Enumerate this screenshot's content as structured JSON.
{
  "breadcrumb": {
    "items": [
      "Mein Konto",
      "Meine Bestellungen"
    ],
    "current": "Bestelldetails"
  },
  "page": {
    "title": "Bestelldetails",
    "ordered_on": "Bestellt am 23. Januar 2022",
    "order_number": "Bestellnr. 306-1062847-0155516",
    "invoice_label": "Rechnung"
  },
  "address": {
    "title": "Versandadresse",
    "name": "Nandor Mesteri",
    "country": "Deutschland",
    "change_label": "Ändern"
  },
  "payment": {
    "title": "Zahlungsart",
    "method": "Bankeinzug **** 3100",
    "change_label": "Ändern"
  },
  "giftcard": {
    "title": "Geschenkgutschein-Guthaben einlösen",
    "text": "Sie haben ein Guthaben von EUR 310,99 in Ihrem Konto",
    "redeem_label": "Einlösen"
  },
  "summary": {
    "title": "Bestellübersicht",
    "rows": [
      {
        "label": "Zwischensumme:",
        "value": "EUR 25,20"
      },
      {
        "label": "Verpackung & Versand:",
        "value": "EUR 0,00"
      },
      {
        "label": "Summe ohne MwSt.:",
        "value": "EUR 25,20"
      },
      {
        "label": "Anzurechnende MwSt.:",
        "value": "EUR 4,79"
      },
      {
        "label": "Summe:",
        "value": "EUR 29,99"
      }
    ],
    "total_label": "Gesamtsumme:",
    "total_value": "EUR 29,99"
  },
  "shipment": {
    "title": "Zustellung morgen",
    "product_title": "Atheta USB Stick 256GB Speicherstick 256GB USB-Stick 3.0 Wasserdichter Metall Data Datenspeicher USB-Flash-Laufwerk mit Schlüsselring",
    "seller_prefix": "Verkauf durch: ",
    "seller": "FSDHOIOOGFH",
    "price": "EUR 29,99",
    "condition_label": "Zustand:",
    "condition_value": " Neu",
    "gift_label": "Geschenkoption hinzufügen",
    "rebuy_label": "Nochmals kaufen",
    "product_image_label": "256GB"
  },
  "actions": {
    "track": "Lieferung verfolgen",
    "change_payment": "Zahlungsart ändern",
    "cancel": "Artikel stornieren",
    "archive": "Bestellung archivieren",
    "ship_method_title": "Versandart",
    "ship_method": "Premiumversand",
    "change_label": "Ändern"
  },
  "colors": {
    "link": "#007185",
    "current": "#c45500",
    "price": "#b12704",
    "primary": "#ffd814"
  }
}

### PROBLEM
Write the whole listing out again. Keep every line exactly as it is.

### CORRECT RESULT
Enumerate this screenshot's content as structured JSON.
{
  "breadcrumb": {
    "items": [
      "Mein Konto",
      "Meine Bestellungen"
    ],
    "current": "Bestelldetails"
  },
  "page": {
    "title": "Bestelldetails",
    "ordered_on": "Bestellt am 23. Januar 2022",
    "order_number": "Bestellnr. 306-1062847-0155516",
    "invoice_label": "Rechnung"
  },
  "address": {
    "title": "Versandadresse",
    "name": "Nandor Mesteri",
    "country": "Deutschland",
    "change_label": "Ändern"
  },
  "payment": {
    "title": "Zahlungsart",
    "method": "Bankeinzug **** 3100",
    "change_label": "Ändern"
  },
  "giftcard": {
    "title": "Geschenkgutschein-Guthaben einlösen",
    "text": "Sie haben ein Guthaben von EUR 310,99 in Ihrem Konto",
    "redeem_label": "Einlösen"
  },
  "summary": {
    "title": "Bestellübersicht",
    "rows": [
      {
        "label": "Zwischensumme:",
        "value": "EUR 25,20"
      },
      {
        "label": "Verpackung & Versand:",
        "value": "EUR 0,00"
      },
      {
        "label": "Summe ohne MwSt.:",
        "value": "EUR 25,20"
      },
      {
        "label": "Anzurechnende MwSt.:",
        "value": "EUR 4,79"
      },
      {
        "label": "Summe:",
        "value": "EUR 29,99"
      }
    ],
    "total_label": "Gesamtsumme:",
    "total_value": "EUR 29,99"
  },
  "shipment": {
    "title": "Zustellung morgen",
    "product_title": "Atheta USB Stick 256GB Speicherstick 256GB USB-Stick 3.0 Wasserdichter Metall Data Datenspeicher USB-Flash-Laufwerk mit Schlüsselring",
    "seller_prefix": "Verkauf durch: ",
    "seller": "FSDHOIOOGFH",
    "price": "EUR 29,99",
    "condition_label": "Zustand:",
    "condition_value": " Neu",
    "gift_label": "Geschenkoption hinzufügen",
    "rebuy_label": "Nochmals kaufen",
    "product_image_label": "256GB"
  },
  "actions": {
    "track": "Lieferung verfolgen",
    "change_payment": "Zahlungsart ändern",
    "cancel": "Artikel stornieren",
    "archive": "Bestellung archivieren",
    "ship_method_title": "Versandart",
    "ship_method": "Premiumversand",
    "change_label": "Ändern"
  },
  "colors": {
    "link": "#007185",
    "current": "#c45500",
    "price": "#b12704",
    "primary": "#ffd814"
  }
}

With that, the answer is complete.